[START]

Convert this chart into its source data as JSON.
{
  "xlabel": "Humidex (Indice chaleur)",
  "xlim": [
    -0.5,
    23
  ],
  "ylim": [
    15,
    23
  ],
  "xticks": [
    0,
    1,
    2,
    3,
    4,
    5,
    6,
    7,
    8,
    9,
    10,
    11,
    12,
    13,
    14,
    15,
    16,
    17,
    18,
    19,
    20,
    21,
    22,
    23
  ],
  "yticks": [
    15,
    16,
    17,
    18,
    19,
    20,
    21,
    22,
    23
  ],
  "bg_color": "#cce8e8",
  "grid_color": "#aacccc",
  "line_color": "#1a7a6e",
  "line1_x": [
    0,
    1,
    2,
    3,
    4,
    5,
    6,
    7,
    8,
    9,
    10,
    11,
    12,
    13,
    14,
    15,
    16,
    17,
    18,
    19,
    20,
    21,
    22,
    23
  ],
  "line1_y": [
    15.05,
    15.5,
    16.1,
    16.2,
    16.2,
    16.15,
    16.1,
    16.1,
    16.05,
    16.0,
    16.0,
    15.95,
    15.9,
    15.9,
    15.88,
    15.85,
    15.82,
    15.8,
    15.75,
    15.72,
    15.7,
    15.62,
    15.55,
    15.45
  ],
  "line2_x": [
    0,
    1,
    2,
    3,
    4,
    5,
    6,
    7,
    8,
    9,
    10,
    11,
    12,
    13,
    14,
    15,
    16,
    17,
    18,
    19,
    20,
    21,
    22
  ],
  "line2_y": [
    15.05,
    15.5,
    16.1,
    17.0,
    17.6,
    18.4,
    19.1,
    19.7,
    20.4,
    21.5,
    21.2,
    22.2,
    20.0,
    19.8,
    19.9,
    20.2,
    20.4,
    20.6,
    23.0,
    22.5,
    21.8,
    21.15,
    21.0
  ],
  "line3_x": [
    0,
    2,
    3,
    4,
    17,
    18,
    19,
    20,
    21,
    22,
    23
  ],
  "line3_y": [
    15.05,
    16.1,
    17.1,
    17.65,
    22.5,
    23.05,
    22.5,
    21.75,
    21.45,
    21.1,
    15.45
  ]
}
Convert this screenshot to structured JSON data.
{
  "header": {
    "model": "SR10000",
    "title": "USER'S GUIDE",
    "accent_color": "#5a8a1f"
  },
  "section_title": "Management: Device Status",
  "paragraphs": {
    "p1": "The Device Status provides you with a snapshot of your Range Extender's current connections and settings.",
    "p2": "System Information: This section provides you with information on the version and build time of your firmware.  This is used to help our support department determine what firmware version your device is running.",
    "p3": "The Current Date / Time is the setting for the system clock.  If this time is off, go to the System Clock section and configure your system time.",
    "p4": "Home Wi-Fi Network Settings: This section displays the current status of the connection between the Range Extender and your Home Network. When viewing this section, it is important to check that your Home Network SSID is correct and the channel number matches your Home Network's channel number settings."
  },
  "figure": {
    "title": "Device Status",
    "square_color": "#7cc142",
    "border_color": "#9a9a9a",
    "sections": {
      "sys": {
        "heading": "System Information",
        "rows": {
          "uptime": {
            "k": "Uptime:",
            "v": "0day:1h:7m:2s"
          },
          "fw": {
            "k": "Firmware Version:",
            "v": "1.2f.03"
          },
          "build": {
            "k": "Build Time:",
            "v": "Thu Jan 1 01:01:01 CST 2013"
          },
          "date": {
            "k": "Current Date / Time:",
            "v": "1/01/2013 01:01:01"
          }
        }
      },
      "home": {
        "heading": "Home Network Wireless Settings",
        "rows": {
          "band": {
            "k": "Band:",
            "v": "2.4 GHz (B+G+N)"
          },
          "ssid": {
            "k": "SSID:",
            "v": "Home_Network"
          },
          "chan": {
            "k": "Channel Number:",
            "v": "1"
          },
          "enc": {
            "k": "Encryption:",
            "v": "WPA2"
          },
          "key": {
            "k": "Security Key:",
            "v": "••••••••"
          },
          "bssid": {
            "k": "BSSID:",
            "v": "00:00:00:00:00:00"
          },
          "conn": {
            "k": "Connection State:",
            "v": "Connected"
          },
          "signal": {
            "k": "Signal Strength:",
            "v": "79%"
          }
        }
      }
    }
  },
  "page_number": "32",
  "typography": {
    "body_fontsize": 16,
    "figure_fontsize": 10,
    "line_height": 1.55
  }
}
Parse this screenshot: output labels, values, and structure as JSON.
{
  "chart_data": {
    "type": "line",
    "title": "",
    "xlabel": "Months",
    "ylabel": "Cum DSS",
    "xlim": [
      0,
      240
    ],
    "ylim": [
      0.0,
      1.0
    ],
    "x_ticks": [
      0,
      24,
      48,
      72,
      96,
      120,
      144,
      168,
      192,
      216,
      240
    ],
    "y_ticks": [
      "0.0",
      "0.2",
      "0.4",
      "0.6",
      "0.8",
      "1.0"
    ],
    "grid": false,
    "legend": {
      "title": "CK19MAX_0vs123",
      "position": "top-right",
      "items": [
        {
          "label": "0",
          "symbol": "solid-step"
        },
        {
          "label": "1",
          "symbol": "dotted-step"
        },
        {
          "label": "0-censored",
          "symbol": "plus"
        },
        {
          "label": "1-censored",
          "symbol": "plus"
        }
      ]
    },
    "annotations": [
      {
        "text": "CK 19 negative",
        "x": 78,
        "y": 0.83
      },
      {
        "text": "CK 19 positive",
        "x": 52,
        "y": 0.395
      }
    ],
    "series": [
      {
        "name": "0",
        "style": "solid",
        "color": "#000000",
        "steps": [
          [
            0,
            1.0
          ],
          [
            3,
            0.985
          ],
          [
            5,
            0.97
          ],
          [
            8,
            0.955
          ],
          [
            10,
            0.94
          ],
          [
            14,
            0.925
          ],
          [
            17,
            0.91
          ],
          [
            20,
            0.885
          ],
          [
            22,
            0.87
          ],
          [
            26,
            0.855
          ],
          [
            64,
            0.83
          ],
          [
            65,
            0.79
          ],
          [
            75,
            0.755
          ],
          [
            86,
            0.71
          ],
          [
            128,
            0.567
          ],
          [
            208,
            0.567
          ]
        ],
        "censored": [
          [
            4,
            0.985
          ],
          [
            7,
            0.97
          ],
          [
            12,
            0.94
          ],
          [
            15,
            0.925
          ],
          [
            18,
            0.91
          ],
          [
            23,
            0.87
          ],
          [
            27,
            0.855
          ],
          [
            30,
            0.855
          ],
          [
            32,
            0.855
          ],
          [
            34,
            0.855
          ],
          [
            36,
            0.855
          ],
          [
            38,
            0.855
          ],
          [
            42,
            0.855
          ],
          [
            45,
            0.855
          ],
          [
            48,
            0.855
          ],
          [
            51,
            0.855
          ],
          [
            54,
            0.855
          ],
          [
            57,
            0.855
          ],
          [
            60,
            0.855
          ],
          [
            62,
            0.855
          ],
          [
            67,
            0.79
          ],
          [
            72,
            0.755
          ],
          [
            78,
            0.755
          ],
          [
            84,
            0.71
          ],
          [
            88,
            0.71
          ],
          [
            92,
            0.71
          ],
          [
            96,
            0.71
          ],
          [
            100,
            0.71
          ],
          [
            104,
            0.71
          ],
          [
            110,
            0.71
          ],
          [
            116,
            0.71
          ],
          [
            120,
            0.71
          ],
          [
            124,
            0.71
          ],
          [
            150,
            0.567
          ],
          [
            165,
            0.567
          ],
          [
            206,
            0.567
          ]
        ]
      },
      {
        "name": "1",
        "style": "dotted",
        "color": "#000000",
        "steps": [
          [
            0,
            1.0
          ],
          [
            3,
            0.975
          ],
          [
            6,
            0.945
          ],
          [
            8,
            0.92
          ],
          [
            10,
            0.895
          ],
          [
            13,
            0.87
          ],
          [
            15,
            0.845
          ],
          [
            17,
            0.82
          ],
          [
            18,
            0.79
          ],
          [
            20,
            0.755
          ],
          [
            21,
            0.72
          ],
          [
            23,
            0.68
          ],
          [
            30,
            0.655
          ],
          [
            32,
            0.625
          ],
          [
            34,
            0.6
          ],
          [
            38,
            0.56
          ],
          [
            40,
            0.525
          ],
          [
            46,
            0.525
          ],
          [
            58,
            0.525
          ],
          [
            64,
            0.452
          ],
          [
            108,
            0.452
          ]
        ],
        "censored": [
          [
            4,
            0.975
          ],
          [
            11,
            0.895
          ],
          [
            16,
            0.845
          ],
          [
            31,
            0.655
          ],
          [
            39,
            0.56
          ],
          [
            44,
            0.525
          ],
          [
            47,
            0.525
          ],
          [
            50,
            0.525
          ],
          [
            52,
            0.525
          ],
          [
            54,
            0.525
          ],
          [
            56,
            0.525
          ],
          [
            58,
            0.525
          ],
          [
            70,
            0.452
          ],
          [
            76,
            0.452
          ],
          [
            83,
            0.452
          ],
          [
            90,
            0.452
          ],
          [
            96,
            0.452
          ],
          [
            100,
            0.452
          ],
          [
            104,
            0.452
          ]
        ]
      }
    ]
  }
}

[END]

▶ **PROBLEM REQUIREMENTS**
All lines that include "Convert" are to be gathered and copied.

▶ **OUTPUT**
Convert this chart into its source data as JSON.
Convert this screenshot to structured JSON data.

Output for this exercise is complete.